→ **Stated task**
From the entries below, pull out each line where "origin" appears.

→ **Information provided**
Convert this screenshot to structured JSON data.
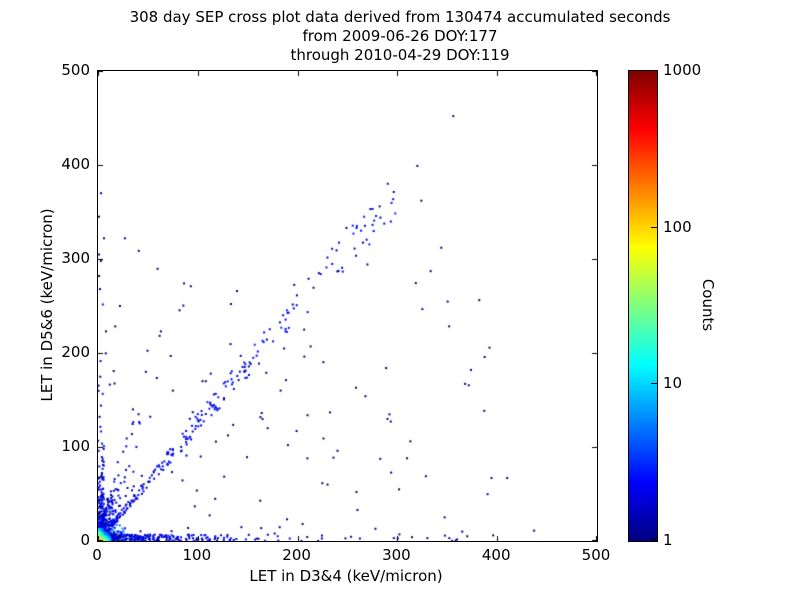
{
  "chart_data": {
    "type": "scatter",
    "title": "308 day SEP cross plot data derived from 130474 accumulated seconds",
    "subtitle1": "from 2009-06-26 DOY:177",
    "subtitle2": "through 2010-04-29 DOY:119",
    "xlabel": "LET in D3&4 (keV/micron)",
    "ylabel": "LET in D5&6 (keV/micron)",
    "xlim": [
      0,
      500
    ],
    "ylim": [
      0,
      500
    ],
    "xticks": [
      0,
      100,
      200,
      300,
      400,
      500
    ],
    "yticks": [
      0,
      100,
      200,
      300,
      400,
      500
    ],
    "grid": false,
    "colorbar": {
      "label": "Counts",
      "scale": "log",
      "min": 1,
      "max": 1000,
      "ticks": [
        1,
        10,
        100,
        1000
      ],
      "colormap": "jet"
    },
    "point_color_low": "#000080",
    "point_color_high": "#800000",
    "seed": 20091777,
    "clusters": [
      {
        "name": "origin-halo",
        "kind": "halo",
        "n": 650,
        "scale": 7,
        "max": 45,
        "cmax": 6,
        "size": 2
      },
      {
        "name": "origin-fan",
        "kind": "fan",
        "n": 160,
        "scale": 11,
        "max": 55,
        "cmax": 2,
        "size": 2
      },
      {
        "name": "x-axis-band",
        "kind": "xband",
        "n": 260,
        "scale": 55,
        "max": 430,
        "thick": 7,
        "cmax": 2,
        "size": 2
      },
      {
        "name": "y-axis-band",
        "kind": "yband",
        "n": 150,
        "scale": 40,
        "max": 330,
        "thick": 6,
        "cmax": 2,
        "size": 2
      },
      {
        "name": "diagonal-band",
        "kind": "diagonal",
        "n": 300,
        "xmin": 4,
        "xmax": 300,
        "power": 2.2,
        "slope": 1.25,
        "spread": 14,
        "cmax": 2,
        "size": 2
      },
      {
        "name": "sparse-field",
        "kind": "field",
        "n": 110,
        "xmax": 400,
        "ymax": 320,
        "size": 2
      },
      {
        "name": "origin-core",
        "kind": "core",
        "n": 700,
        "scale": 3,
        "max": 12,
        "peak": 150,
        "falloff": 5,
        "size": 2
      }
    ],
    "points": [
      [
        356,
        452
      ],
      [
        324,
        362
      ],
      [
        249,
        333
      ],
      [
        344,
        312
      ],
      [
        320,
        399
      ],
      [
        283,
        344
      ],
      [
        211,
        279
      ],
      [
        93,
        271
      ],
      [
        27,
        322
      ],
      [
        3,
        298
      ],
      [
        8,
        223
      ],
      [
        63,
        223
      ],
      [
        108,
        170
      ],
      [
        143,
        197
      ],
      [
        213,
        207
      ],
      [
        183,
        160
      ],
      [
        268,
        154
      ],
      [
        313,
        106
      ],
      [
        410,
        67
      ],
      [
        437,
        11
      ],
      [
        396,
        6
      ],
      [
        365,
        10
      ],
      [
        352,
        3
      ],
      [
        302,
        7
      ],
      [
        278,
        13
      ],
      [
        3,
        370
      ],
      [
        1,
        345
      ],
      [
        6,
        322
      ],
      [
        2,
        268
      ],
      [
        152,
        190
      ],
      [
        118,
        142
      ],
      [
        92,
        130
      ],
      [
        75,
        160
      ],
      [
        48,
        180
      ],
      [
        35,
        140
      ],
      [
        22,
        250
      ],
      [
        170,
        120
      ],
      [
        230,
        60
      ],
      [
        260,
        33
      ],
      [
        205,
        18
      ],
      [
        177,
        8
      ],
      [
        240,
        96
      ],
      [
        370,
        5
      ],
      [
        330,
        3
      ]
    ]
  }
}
---
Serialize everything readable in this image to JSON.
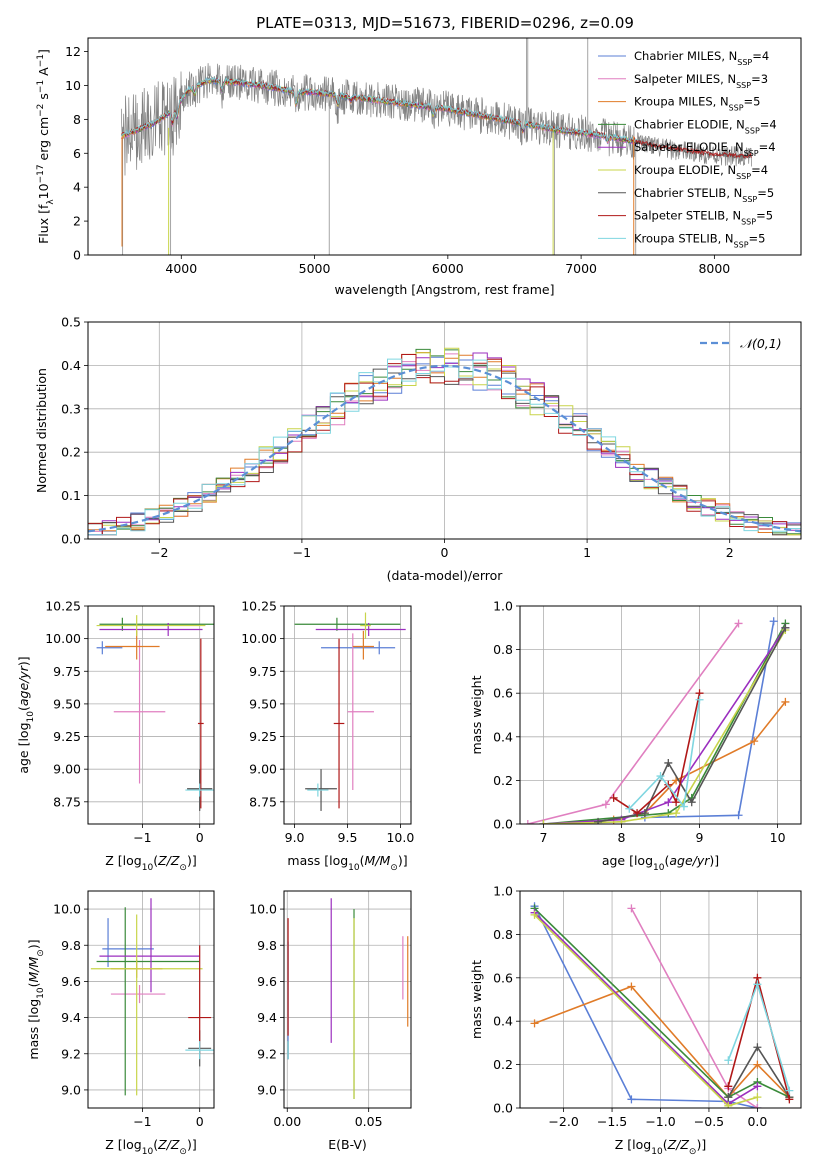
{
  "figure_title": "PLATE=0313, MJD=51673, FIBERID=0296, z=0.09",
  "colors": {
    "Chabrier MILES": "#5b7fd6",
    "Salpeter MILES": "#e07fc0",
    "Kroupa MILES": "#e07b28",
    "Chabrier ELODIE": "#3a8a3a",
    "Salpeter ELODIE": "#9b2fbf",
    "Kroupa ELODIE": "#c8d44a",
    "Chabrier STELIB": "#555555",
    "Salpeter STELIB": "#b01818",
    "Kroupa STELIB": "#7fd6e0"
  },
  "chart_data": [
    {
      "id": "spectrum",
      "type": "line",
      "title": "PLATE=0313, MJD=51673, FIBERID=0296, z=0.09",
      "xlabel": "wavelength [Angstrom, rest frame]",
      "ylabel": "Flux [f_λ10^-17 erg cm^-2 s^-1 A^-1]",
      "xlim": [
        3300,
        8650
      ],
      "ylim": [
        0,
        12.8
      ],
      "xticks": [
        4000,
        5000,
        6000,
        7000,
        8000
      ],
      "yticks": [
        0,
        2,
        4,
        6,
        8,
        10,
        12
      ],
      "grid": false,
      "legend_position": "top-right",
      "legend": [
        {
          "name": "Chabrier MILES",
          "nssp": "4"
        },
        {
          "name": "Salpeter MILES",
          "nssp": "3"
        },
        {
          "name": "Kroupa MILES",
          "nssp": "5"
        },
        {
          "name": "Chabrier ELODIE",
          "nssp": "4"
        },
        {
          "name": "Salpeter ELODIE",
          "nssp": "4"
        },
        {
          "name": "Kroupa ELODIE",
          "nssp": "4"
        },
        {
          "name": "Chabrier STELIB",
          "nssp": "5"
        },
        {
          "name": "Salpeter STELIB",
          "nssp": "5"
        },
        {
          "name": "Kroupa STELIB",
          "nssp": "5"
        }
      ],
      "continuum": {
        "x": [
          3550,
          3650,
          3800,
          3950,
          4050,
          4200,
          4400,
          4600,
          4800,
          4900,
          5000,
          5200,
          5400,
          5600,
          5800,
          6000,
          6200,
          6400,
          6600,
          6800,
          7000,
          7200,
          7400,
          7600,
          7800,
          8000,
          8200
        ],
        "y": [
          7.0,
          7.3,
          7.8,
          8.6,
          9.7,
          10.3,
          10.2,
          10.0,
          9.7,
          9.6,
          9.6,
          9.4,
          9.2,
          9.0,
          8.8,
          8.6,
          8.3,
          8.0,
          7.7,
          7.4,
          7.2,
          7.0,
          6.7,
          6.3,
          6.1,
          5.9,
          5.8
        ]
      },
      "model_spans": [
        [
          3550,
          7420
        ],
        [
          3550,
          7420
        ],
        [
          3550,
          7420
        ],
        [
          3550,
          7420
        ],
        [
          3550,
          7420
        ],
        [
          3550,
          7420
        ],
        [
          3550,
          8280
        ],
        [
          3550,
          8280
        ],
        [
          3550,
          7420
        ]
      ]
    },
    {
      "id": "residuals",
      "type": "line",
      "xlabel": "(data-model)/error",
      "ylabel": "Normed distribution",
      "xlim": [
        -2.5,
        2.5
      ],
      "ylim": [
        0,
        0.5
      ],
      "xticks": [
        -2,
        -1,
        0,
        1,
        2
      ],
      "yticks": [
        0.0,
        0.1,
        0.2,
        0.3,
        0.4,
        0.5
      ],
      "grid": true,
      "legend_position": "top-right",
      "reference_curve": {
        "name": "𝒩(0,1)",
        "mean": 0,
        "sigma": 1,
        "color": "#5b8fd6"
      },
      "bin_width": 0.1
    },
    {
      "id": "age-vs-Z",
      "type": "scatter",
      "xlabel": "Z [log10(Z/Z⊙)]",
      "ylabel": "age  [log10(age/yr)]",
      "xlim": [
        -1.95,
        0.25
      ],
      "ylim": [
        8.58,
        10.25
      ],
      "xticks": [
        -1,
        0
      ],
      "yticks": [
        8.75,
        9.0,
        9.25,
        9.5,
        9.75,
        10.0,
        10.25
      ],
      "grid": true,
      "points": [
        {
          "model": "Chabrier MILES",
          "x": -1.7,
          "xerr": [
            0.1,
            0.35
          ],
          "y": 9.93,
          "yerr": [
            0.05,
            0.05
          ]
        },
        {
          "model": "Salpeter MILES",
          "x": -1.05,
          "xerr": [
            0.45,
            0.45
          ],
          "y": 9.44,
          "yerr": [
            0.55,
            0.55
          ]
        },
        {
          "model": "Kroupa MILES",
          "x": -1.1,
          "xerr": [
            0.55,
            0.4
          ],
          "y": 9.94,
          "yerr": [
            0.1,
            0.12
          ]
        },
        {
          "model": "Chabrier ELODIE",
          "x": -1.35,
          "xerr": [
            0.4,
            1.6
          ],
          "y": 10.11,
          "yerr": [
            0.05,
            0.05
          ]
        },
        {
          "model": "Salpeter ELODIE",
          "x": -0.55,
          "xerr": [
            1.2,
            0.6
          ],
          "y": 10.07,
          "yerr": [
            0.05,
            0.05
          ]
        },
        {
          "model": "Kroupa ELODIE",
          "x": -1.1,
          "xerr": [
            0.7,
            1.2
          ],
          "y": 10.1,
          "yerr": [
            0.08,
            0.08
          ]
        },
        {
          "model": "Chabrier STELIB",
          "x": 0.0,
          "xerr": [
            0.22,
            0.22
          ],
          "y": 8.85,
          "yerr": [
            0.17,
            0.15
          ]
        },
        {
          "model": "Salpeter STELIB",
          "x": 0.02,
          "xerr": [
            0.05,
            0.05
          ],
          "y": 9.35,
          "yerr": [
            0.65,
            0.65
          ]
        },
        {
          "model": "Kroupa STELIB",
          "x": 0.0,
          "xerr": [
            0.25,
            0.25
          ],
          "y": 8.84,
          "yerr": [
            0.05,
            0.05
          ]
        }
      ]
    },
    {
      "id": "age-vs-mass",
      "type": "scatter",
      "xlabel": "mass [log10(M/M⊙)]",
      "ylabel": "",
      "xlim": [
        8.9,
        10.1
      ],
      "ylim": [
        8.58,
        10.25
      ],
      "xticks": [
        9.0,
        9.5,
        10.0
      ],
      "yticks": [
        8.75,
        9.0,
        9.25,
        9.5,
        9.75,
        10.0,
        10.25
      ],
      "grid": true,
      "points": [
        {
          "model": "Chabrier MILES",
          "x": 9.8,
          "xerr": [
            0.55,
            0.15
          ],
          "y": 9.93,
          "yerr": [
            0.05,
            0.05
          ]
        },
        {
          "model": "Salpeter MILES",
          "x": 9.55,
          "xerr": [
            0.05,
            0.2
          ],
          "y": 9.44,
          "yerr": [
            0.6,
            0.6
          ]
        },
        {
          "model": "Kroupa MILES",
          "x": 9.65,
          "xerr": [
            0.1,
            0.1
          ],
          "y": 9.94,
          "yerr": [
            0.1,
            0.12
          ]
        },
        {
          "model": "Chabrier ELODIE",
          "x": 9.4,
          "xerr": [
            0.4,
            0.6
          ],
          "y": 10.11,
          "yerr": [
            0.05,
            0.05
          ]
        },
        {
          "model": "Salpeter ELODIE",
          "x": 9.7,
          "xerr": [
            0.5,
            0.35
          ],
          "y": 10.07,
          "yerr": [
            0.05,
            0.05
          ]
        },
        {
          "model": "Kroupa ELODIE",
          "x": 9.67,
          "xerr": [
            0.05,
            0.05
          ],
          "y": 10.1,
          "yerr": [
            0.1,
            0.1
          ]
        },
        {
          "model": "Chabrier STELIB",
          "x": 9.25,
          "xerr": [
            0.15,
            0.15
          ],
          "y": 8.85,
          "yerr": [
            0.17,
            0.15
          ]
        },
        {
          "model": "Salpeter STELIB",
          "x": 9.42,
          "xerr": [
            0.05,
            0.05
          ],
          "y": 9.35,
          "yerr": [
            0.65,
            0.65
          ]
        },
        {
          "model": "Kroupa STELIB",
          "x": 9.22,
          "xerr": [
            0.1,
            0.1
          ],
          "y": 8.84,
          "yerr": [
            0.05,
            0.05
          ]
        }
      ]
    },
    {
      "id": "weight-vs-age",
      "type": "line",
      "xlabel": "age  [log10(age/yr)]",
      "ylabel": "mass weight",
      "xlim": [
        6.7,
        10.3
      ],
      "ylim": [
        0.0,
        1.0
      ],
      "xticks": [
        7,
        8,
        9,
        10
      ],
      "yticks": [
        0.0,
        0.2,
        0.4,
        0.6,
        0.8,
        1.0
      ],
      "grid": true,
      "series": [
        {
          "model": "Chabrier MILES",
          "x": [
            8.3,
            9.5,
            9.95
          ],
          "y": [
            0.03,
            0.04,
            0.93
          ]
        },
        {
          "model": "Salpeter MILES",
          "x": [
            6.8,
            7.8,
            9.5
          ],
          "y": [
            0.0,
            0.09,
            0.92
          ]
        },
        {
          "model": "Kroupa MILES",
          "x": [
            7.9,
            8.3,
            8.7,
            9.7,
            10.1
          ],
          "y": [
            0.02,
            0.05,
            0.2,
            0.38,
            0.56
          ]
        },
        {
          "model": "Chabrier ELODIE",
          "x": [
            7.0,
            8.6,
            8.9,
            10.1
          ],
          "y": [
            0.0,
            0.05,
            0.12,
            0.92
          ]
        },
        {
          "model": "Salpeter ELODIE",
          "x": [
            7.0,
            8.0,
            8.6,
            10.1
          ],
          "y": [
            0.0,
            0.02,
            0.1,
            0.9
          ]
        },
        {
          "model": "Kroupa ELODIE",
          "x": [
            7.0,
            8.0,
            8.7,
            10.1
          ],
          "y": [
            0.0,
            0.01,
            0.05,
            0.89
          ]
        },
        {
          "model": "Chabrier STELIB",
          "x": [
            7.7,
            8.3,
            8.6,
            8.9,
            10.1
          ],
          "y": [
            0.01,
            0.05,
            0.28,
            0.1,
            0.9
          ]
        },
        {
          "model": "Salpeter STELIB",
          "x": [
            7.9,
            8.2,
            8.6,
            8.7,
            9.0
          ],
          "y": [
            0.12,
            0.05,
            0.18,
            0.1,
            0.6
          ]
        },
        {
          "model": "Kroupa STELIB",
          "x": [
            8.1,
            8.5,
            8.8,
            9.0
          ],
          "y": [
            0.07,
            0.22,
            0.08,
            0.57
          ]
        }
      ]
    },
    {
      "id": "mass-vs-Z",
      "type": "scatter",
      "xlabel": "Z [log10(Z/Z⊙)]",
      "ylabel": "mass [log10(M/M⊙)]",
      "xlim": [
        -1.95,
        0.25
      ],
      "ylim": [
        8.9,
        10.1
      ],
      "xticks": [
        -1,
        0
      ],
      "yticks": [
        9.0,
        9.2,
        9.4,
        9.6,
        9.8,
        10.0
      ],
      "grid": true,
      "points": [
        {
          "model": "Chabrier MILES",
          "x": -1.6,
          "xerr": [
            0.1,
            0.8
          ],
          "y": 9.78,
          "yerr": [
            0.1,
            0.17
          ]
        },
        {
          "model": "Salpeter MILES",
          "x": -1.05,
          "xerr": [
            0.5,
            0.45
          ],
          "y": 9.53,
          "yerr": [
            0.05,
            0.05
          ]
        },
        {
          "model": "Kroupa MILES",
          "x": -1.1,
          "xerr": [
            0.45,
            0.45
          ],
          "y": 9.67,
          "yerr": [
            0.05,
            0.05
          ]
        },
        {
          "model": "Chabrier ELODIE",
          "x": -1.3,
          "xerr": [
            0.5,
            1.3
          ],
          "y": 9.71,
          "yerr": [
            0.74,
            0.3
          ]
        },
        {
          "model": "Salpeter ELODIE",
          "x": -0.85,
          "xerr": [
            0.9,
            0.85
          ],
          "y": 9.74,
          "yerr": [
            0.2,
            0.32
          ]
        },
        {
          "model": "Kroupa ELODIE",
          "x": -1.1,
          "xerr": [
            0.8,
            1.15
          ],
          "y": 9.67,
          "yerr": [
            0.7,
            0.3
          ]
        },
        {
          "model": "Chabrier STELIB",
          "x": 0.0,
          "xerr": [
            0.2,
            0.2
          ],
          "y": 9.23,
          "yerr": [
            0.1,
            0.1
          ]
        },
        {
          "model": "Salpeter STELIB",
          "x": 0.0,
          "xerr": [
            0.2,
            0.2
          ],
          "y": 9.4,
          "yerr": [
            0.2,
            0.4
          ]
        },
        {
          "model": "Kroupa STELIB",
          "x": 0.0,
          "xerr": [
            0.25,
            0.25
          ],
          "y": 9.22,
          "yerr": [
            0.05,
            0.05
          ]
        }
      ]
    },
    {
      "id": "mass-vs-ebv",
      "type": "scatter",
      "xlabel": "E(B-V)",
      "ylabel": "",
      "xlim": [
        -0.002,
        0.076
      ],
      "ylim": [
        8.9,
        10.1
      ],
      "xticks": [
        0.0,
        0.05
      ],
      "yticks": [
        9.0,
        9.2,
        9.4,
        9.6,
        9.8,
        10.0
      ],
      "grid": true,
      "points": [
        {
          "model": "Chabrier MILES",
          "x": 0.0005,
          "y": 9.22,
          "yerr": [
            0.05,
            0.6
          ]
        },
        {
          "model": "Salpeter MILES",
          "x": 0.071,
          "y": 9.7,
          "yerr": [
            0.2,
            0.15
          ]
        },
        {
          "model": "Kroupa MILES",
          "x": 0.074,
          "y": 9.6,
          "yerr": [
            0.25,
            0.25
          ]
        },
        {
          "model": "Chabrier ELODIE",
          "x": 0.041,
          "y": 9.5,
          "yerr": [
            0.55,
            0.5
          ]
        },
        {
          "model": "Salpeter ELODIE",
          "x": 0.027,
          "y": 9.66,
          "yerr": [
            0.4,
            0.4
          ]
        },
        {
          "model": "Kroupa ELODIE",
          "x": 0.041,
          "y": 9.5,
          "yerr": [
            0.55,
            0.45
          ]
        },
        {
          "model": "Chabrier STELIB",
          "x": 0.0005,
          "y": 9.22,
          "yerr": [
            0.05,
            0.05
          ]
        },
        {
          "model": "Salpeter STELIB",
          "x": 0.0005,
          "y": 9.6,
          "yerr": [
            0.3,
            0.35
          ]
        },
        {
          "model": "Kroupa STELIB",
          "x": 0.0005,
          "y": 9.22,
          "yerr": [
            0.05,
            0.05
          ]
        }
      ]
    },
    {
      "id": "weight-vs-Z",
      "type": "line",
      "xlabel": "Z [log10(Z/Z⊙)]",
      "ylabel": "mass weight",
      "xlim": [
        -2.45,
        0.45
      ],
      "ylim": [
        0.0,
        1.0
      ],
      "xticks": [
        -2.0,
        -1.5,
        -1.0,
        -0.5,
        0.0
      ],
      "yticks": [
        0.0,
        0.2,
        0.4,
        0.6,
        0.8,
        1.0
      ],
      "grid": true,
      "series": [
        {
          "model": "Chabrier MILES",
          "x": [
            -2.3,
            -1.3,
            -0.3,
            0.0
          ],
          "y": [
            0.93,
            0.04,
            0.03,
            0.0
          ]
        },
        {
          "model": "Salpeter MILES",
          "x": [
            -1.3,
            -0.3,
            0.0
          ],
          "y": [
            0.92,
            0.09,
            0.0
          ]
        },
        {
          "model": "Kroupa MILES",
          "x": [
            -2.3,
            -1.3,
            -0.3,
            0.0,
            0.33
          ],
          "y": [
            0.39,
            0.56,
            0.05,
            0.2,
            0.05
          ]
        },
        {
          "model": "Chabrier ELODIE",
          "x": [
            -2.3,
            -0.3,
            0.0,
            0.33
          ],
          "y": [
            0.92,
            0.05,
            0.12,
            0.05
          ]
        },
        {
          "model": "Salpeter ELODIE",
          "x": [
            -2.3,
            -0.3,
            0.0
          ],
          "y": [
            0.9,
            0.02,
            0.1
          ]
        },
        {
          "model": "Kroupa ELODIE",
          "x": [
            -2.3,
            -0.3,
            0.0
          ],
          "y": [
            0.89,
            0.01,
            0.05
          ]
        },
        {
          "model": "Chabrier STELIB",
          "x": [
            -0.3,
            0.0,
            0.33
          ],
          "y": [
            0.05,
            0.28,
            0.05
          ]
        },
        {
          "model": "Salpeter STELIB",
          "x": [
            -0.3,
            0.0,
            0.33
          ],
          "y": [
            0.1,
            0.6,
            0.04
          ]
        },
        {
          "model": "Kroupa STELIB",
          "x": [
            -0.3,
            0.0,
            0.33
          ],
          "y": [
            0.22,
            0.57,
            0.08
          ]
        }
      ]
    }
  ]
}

→ **Result of the exercise**
        "name": "origin-halo",
        "name": "origin-fan",
        "name": "origin-core",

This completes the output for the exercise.